*Given task*: Copy out lines with the word "placeholder" from the material that follows.

*Data entries*:
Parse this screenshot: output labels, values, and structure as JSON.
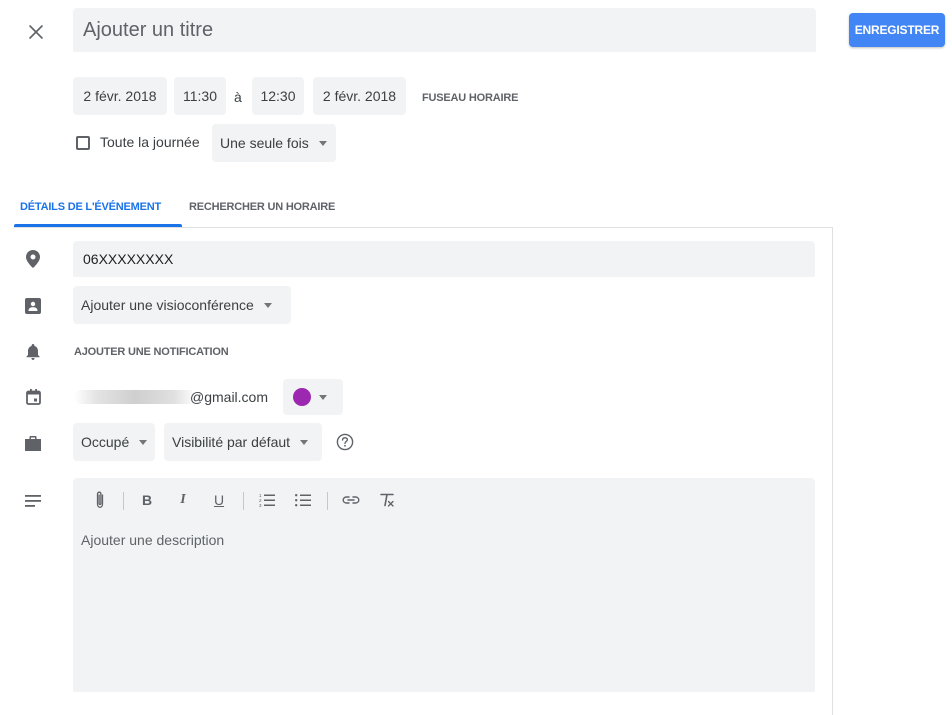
{
  "title": {
    "placeholder": "Ajouter un titre"
  },
  "save_label": "ENREGISTRER",
  "dates": {
    "start_date": "2 févr. 2018",
    "start_time": "11:30",
    "separator": "à",
    "end_time": "12:30",
    "end_date": "2 févr. 2018",
    "timezone_label": "FUSEAU HORAIRE"
  },
  "allday": {
    "label": "Toute la journée",
    "checked": false
  },
  "repeat": {
    "value": "Une seule fois"
  },
  "tabs": [
    {
      "label": "DÉTAILS DE L'ÉVÉNEMENT",
      "active": true
    },
    {
      "label": "RECHERCHER UN HORAIRE",
      "active": false
    }
  ],
  "location": {
    "value": "06XXXXXXXX"
  },
  "conference": {
    "label": "Ajouter une visioconférence"
  },
  "notification": {
    "label": "AJOUTER UNE NOTIFICATION"
  },
  "calendar": {
    "email_suffix": "@gmail.com",
    "color": "#9c27b0"
  },
  "availability": {
    "value": "Occupé"
  },
  "visibility": {
    "value": "Visibilité par défaut"
  },
  "toolbar": {
    "bold_label": "B",
    "italic_label": "I",
    "underline_label": "U",
    "tools": [
      "attachment-icon",
      "bold",
      "italic",
      "underline",
      "numbered-list-icon",
      "bulleted-list-icon",
      "link-icon",
      "clear-formatting-icon"
    ]
  },
  "description": {
    "placeholder": "Ajouter une description"
  },
  "colors": {
    "accent": "#4285f4",
    "tab_active": "#1a73e8",
    "field_bg": "#f1f3f4"
  },
  "icons": {
    "close": "close-icon",
    "location": "location-pin-icon",
    "conference": "video-conference-icon",
    "notification": "bell-icon",
    "calendar": "calendar-icon",
    "availability": "briefcase-icon",
    "description": "notes-icon",
    "help": "help-circle-icon"
  }
}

*Solution*:
    "placeholder": "Ajouter un titre"
    "placeholder": "Ajouter une description"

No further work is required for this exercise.